▼▼▼

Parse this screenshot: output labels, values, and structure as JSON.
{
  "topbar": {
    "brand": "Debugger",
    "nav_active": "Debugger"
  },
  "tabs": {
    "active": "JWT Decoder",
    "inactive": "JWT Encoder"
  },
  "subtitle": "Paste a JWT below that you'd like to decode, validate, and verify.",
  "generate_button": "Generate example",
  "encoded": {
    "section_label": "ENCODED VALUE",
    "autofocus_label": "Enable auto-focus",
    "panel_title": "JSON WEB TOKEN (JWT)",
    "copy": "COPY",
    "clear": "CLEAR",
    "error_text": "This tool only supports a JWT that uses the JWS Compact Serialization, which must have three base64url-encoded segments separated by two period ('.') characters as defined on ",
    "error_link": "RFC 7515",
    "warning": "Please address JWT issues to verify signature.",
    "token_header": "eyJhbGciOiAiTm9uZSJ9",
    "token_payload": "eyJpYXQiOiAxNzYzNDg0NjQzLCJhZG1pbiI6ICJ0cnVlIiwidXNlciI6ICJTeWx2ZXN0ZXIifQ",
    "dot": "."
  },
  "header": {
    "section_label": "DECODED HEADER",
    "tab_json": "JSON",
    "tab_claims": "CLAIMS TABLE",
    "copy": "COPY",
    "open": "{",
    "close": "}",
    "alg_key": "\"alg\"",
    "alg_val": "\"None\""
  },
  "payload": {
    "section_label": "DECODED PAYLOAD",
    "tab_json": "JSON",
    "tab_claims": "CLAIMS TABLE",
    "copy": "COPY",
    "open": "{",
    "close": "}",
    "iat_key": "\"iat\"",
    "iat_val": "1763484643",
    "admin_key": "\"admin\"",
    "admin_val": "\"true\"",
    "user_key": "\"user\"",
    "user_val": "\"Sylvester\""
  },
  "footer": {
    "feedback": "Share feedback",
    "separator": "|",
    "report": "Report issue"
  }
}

▲▲▲

* WHAT THE TASK ASKS
Repeat every line of the records above exactly.

* CORRECT ANSWER
Parse this screenshot: output labels, values, and structure as JSON.
{
  "topbar": {
    "brand": "Debugger",
    "nav_active": "Debugger"
  },
  "tabs": {
    "active": "JWT Decoder",
    "inactive": "JWT Encoder"
  },
  "subtitle": "Paste a JWT below that you'd like to decode, validate, and verify.",
  "generate_button": "Generate example",
  "encoded": {
    "section_label": "ENCODED VALUE",
    "autofocus_label": "Enable auto-focus",
    "panel_title": "JSON WEB TOKEN (JWT)",
    "copy": "COPY",
    "clear": "CLEAR",
    "error_text": "This tool only supports a JWT that uses the JWS Compact Serialization, which must have three base64url-encoded segments separated by two period ('.') characters as defined on ",
    "error_link": "RFC 7515",
    "warning": "Please address JWT issues to verify signature.",
    "token_header": "eyJhbGciOiAiTm9uZSJ9",
    "token_payload": "eyJpYXQiOiAxNzYzNDg0NjQzLCJhZG1pbiI6ICJ0cnVlIiwidXNlciI6ICJTeWx2ZXN0ZXIifQ",
    "dot": "."
  },
  "header": {
    "section_label": "DECODED HEADER",
    "tab_json": "JSON",
    "tab_claims": "CLAIMS TABLE",
    "copy": "COPY",
    "open": "{",
    "close": "}",
    "alg_key": "\"alg\"",
    "alg_val": "\"None\""
  },
  "payload": {
    "section_label": "DECODED PAYLOAD",
    "tab_json": "JSON",
    "tab_claims": "CLAIMS TABLE",
    "copy": "COPY",
    "open": "{",
    "close": "}",
    "iat_key": "\"iat\"",
    "iat_val": "1763484643",
    "admin_key": "\"admin\"",
    "admin_val": "\"true\"",
    "user_key": "\"user\"",
    "user_val": "\"Sylvester\""
  },
  "footer": {
    "feedback": "Share feedback",
    "separator": "|",
    "report": "Report issue"
  }
}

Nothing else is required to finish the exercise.